**THE INPUT**
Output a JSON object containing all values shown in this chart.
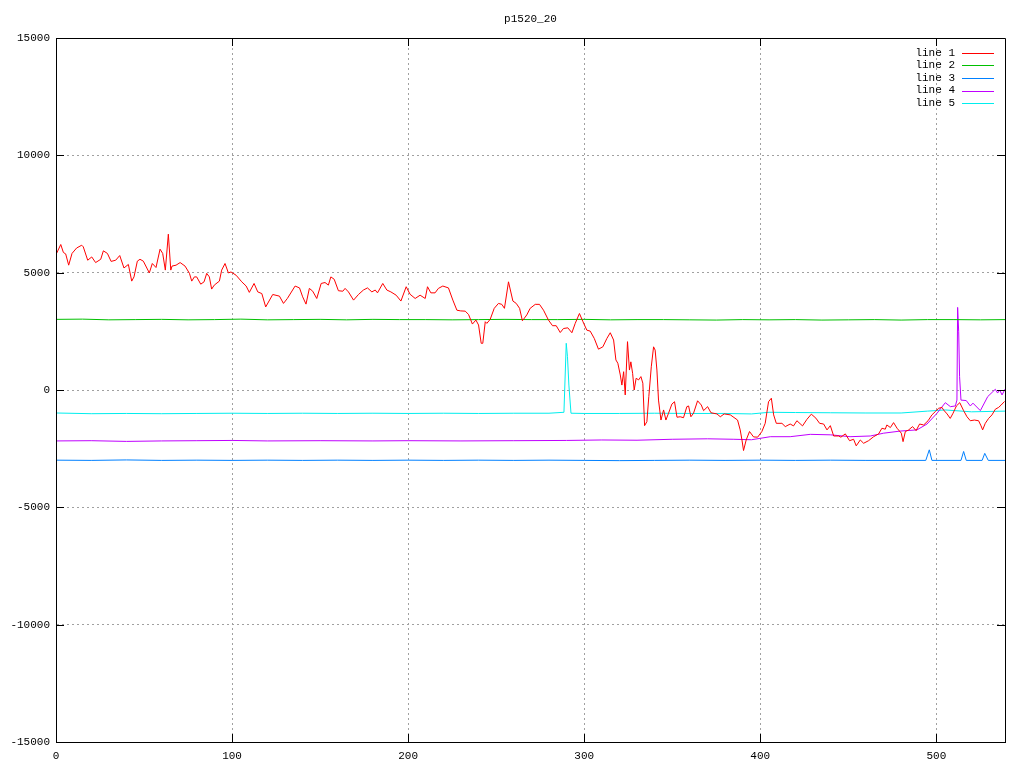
{
  "chart_data": {
    "type": "line",
    "title": "p1520_20",
    "xlim": [
      0,
      539
    ],
    "xticks": [
      0,
      100,
      200,
      300,
      400,
      500
    ],
    "ylim": [
      -15000,
      15000
    ],
    "yticks": [
      -15000,
      -10000,
      -5000,
      0,
      5000,
      10000,
      15000
    ],
    "grid": true,
    "legend": "top right",
    "series": [
      {
        "name": "line 1",
        "color": "#ff0000",
        "x": [
          0,
          2.7,
          4.2,
          5.5,
          7.2,
          9.1,
          11.7,
          14.6,
          15.5,
          18,
          20.3,
          22.5,
          25.4,
          26.9,
          29.2,
          31.3,
          33.9,
          36.2,
          38.6,
          41.1,
          43,
          44.3,
          46.2,
          47.7,
          49.6,
          53,
          54.7,
          56.8,
          59.1,
          60.6,
          62.1,
          63.8,
          65.2,
          65.9,
          68.2,
          70.5,
          73.3,
          75.8,
          77.1,
          78.6,
          79.9,
          82.2,
          84.1,
          85.6,
          87.1,
          88.4,
          89.9,
          92.8,
          94.1,
          96,
          97.9,
          99.4,
          102.3,
          105.5,
          108,
          109.8,
          112.5,
          114.6,
          116.9,
          119.1,
          123.1,
          126.9,
          129.2,
          131.4,
          135.8,
          138.3,
          140.1,
          142,
          143.9,
          145.8,
          148.1,
          150.6,
          152.8,
          154.7,
          156.1,
          158,
          160.4,
          162.9,
          164.2,
          166.1,
          169,
          171.8,
          174.6,
          176.9,
          179.4,
          181.3,
          182.6,
          185.6,
          187.9,
          190.2,
          193.2,
          195.9,
          198.9,
          201.1,
          204,
          206.8,
          209.7,
          211,
          212.9,
          215.3,
          217.2,
          219.7,
          222.9,
          225.4,
          227.7,
          229.9,
          232.4,
          234.3,
          236.5,
          238.5,
          240,
          241.5,
          242.4,
          243.8,
          244.7,
          246.6,
          248.9,
          251.3,
          253.2,
          254.7,
          257,
          259.5,
          261.4,
          263.3,
          264.9,
          267.4,
          269.3,
          272.2,
          274.6,
          276.9,
          279.7,
          282,
          284.1,
          286.4,
          288.2,
          290.7,
          293,
          294.9,
          297.3,
          299.3,
          301.5,
          303.4,
          305.7,
          308.1,
          310.6,
          312.9,
          314.8,
          316.7,
          318,
          319.1,
          320.5,
          321.4,
          322.4,
          323.3,
          324.6,
          325.7,
          326.5,
          327.5,
          328.4,
          329.5,
          330.9,
          332.2,
          333.3,
          334.3,
          335.6,
          336.7,
          338.1,
          339.4,
          340.3,
          341.3,
          342.2,
          343.6,
          345.1,
          346.4,
          347.9,
          349.8,
          351.3,
          352.7,
          354.5,
          356.4,
          358.3,
          359.3,
          360.6,
          362.1,
          364.4,
          366.5,
          367.8,
          370.1,
          372,
          375.4,
          377.3,
          379.5,
          383,
          387.1,
          388.6,
          389.6,
          390.5,
          392,
          393.9,
          396.2,
          398.5,
          400.9,
          402.8,
          404.7,
          406.3,
          407.6,
          409.1,
          412.3,
          414.2,
          417,
          418.9,
          420.8,
          424,
          426.5,
          429,
          431.6,
          433.7,
          436,
          437.9,
          439.8,
          441.7,
          444.5,
          445.8,
          448.3,
          450.7,
          453,
          454.5,
          456.8,
          458.7,
          461.5,
          464.4,
          467.2,
          469.1,
          471,
          471.9,
          473.9,
          475.7,
          477.7,
          480.1,
          481.1,
          482.4,
          484.3,
          486.5,
          488.5,
          490.5,
          492.8,
          495.3,
          497.5,
          499.4,
          501.3,
          503.2,
          504.1,
          506.1,
          507.9,
          509.5,
          511.4,
          513.3,
          515.5,
          517.4,
          519.3,
          521.6,
          524,
          525.4,
          526.3,
          527.8,
          529.7,
          531.6,
          533.5,
          535.4,
          536.8,
          538.6
        ],
        "values": [
          5770,
          6200,
          5860,
          5800,
          5320,
          5820,
          6050,
          6170,
          6100,
          5530,
          5670,
          5430,
          5570,
          5930,
          5820,
          5480,
          5530,
          5730,
          5200,
          5350,
          4640,
          4820,
          5490,
          5570,
          5490,
          4990,
          5390,
          5220,
          6000,
          5820,
          5110,
          6640,
          5110,
          5280,
          5320,
          5430,
          5280,
          4970,
          4640,
          4820,
          4820,
          4510,
          4610,
          4970,
          4820,
          4300,
          4470,
          4640,
          5110,
          5390,
          4990,
          5030,
          4890,
          4610,
          4430,
          4160,
          4540,
          4180,
          4110,
          3540,
          4070,
          4000,
          3690,
          3900,
          4430,
          4350,
          3970,
          3660,
          4330,
          4210,
          3900,
          4540,
          4580,
          4470,
          4820,
          4720,
          4230,
          4210,
          4330,
          4180,
          3830,
          4070,
          4260,
          4350,
          4180,
          4260,
          4140,
          4540,
          4260,
          4180,
          4040,
          3790,
          4400,
          4080,
          3900,
          4040,
          3900,
          4400,
          4140,
          4140,
          4330,
          4430,
          4350,
          3830,
          3400,
          3370,
          3360,
          3220,
          2810,
          2980,
          2770,
          1990,
          1990,
          2910,
          2840,
          3010,
          3480,
          3690,
          3650,
          3480,
          4610,
          3790,
          3690,
          3480,
          2950,
          3200,
          3480,
          3650,
          3650,
          3400,
          2980,
          2740,
          2740,
          2450,
          2620,
          2650,
          2440,
          2840,
          3260,
          2910,
          2550,
          2510,
          2200,
          1740,
          1840,
          2200,
          2440,
          2130,
          1280,
          1140,
          640,
          210,
          780,
          -210,
          2060,
          850,
          1200,
          710,
          0,
          500,
          430,
          570,
          290,
          -1520,
          -1350,
          -280,
          990,
          1840,
          1700,
          850,
          -430,
          -1280,
          -850,
          -1280,
          -990,
          -600,
          -500,
          -1160,
          -1140,
          -1180,
          -710,
          -680,
          -1140,
          -990,
          -460,
          -640,
          -880,
          -710,
          -970,
          -1020,
          -1140,
          -1020,
          -1060,
          -1280,
          -1700,
          -2130,
          -2580,
          -2130,
          -1770,
          -2000,
          -2010,
          -1770,
          -1420,
          -500,
          -350,
          -1060,
          -1420,
          -1420,
          -1560,
          -1450,
          -1530,
          -1310,
          -1530,
          -1250,
          -1030,
          -1200,
          -1420,
          -1450,
          -1700,
          -1520,
          -1960,
          -1960,
          -2010,
          -1870,
          -2160,
          -2100,
          -2380,
          -2130,
          -2270,
          -2160,
          -1990,
          -1870,
          -1630,
          -1670,
          -1490,
          -1600,
          -1390,
          -1630,
          -1840,
          -2200,
          -1770,
          -1700,
          -1560,
          -1730,
          -1450,
          -1490,
          -1310,
          -1060,
          -920,
          -780,
          -740,
          -850,
          -1020,
          -1210,
          -990,
          -680,
          -540,
          -880,
          -1140,
          -1310,
          -1280,
          -1310,
          -1530,
          -1700,
          -1420,
          -1210,
          -1060,
          -820,
          -740,
          -640,
          -500
        ]
      },
      {
        "name": "line 2",
        "color": "#00c000",
        "x": [
          0,
          15,
          30,
          45,
          60,
          75,
          90,
          105,
          120,
          135,
          150,
          165,
          180,
          195,
          210,
          225,
          240,
          255,
          270,
          285,
          300,
          315,
          330,
          345,
          360,
          375,
          390,
          405,
          420,
          435,
          450,
          465,
          480,
          495,
          510,
          525,
          539
        ],
        "values": [
          3010,
          3020,
          2990,
          3000,
          3010,
          2990,
          3000,
          3020,
          2990,
          3000,
          3010,
          2990,
          3010,
          3000,
          3000,
          2990,
          3000,
          3010,
          3000,
          3000,
          3010,
          2990,
          3000,
          3000,
          2990,
          2980,
          3000,
          2990,
          3000,
          2980,
          2990,
          3000,
          2980,
          3000,
          3000,
          2990,
          3000
        ]
      },
      {
        "name": "line 3",
        "color": "#0080ff",
        "x": [
          0,
          20,
          40,
          60,
          80,
          100,
          120,
          140,
          160,
          180,
          200,
          220,
          240,
          260,
          280,
          300,
          320,
          340,
          360,
          380,
          400,
          420,
          440,
          460,
          480,
          494,
          496,
          497.5,
          514,
          515.5,
          517,
          526,
          527.5,
          529.5,
          539
        ],
        "values": [
          -2990,
          -3000,
          -2980,
          -3000,
          -2990,
          -3000,
          -2990,
          -3000,
          -2990,
          -3000,
          -2990,
          -3000,
          -2990,
          -3000,
          -2990,
          -3000,
          -3010,
          -3000,
          -2990,
          -3000,
          -2990,
          -3000,
          -2990,
          -3000,
          -3000,
          -3000,
          -2550,
          -3000,
          -3000,
          -2620,
          -3000,
          -3000,
          -2700,
          -3000,
          -3000
        ]
      },
      {
        "name": "line 4",
        "color": "#c000ff",
        "x": [
          0,
          20,
          40,
          60,
          80,
          100,
          120,
          150,
          180,
          200,
          230,
          260,
          290,
          310,
          330,
          350,
          370,
          385,
          395,
          405.7,
          417,
          428.4,
          439.8,
          451,
          462.5,
          470.1,
          479.5,
          489,
          494.7,
          500.4,
          505.1,
          508,
          510.8,
          511.7,
          512.1,
          512.7,
          513.2,
          514,
          517,
          519.3,
          520.8,
          525,
          529.2,
          533.5,
          534.8,
          536,
          537.3,
          539
        ],
        "values": [
          -2170,
          -2160,
          -2190,
          -2170,
          -2160,
          -2150,
          -2170,
          -2160,
          -2170,
          -2160,
          -2170,
          -2160,
          -2150,
          -2130,
          -2140,
          -2100,
          -2080,
          -2100,
          -2120,
          -1990,
          -1990,
          -1890,
          -1910,
          -1990,
          -1960,
          -1840,
          -1750,
          -1700,
          -1450,
          -990,
          -540,
          -710,
          -680,
          -430,
          3520,
          2480,
          570,
          -430,
          -450,
          -680,
          -560,
          -880,
          -280,
          30,
          -130,
          0,
          -210,
          30
        ]
      },
      {
        "name": "line 5",
        "color": "#00eeee",
        "x": [
          0,
          20,
          40,
          60,
          80,
          100,
          120,
          140,
          160,
          180,
          200,
          220,
          240,
          260,
          280,
          288.5,
          289.8,
          290.5,
          291.3,
          292.5,
          300,
          320,
          340,
          360,
          380,
          395,
          405,
          420,
          440,
          460,
          480,
          495,
          505,
          520,
          539
        ],
        "values": [
          -980,
          -1010,
          -1000,
          -1010,
          -1000,
          -990,
          -1000,
          -990,
          -1000,
          -990,
          -1000,
          -990,
          -1000,
          -990,
          -990,
          -950,
          1990,
          1420,
          210,
          -990,
          -1000,
          -1000,
          -990,
          -1000,
          -1000,
          -1020,
          -950,
          -960,
          -970,
          -980,
          -980,
          -900,
          -850,
          -930,
          -900
        ]
      }
    ]
  }
}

**WHAT YOU HAVE TO DO**
Show every line in the records above that contains the word "name".

**FULL ANSWER**
        "name": "line 1",
        "name": "line 2",
        "name": "line 3",
        "name": "line 4",
        "name": "line 5",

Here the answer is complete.